Item position entries
——————————
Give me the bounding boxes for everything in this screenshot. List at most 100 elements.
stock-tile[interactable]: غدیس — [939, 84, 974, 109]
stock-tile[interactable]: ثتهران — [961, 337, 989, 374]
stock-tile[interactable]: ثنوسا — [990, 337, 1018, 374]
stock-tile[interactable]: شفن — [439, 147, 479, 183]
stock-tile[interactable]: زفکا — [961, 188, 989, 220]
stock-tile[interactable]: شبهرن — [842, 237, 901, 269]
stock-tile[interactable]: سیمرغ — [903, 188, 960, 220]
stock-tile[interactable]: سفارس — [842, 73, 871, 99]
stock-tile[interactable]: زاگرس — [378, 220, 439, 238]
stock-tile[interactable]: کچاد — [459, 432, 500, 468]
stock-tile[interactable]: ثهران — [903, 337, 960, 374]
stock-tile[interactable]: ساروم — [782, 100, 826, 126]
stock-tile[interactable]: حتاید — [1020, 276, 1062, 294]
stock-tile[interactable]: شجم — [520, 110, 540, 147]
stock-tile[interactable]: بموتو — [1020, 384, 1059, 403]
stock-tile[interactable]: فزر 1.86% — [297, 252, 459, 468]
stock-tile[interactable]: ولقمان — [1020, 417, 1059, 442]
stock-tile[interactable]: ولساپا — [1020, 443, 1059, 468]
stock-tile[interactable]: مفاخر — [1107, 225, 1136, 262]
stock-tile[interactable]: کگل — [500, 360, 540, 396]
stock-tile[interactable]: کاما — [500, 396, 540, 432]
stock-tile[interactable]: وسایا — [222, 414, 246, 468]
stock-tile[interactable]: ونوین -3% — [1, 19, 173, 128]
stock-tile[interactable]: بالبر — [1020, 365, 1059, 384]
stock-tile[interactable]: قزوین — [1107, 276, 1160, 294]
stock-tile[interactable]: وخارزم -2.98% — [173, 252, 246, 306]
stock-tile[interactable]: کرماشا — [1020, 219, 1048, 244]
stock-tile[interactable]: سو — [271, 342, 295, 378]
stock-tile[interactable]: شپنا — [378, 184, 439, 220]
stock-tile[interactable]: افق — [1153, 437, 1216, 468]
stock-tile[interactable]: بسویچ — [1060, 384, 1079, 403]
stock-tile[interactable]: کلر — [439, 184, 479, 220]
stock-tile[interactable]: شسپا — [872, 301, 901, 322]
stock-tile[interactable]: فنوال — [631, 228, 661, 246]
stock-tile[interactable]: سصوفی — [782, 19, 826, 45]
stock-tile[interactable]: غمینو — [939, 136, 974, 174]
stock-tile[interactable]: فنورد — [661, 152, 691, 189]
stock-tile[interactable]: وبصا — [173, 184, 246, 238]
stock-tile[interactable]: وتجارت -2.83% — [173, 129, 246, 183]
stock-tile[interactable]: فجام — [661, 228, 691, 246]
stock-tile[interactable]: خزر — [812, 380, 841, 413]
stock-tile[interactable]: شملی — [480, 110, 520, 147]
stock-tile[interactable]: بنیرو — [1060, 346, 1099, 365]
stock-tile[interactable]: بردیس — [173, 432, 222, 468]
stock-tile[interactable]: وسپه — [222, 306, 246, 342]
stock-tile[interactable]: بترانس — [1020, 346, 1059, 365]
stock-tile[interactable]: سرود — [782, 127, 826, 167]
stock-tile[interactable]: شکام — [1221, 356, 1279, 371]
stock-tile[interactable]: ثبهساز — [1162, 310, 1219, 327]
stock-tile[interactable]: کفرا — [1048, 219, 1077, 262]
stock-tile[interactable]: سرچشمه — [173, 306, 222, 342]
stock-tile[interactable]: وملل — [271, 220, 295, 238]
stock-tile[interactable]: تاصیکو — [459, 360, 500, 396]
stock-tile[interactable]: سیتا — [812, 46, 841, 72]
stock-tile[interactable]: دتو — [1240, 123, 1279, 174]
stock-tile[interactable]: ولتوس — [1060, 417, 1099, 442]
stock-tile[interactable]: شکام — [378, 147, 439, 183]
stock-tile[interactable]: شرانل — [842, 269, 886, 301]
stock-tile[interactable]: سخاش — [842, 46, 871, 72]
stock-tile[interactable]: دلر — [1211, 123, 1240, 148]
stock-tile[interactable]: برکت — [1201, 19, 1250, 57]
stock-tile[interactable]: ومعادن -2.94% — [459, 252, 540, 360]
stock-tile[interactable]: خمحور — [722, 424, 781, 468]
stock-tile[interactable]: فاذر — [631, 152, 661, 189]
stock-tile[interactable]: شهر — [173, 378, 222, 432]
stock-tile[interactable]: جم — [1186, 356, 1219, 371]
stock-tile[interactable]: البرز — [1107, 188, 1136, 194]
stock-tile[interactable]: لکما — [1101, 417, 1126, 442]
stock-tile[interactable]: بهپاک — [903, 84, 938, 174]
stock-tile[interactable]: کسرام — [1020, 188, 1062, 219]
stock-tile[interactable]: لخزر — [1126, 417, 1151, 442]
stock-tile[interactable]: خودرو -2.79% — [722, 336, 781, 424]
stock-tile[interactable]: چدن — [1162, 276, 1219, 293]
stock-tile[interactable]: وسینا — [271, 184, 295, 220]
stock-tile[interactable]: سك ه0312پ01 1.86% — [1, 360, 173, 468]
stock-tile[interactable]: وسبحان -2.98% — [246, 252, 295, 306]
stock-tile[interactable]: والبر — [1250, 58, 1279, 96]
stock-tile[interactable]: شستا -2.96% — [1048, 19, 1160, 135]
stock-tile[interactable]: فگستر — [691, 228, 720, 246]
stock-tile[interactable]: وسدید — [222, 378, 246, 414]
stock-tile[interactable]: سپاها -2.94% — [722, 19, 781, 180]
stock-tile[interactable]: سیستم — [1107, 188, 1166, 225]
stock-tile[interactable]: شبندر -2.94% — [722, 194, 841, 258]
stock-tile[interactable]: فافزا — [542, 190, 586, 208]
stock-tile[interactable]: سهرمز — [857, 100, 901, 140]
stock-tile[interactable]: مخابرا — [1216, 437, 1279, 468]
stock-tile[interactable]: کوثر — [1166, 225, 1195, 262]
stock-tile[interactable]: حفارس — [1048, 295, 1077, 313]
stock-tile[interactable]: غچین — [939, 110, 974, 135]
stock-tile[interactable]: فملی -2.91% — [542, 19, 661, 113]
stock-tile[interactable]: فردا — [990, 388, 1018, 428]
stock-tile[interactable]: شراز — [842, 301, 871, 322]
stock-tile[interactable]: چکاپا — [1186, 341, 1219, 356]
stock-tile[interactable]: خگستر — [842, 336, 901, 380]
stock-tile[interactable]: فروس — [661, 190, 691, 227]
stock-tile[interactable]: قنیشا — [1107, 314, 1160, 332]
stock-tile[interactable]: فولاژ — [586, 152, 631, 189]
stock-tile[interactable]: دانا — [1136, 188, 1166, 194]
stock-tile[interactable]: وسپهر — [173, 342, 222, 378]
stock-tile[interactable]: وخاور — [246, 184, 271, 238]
——————————
Your objective - Retype the lines exactly, from the first one up to and including the line with "stock-tile[interactable]: ثهران —".

The result -
Give me the bounding boxes for everything in this screenshot. List at most 100 elements.
stock-tile[interactable]: غدیس — [939, 84, 974, 109]
stock-tile[interactable]: ثتهران — [961, 337, 989, 374]
stock-tile[interactable]: ثنوسا — [990, 337, 1018, 374]
stock-tile[interactable]: شفن — [439, 147, 479, 183]
stock-tile[interactable]: زفکا — [961, 188, 989, 220]
stock-tile[interactable]: شبهرن — [842, 237, 901, 269]
stock-tile[interactable]: سیمرغ — [903, 188, 960, 220]
stock-tile[interactable]: سفارس — [842, 73, 871, 99]
stock-tile[interactable]: زاگرس — [378, 220, 439, 238]
stock-tile[interactable]: کچاد — [459, 432, 500, 468]
stock-tile[interactable]: ثهران — [903, 337, 960, 374]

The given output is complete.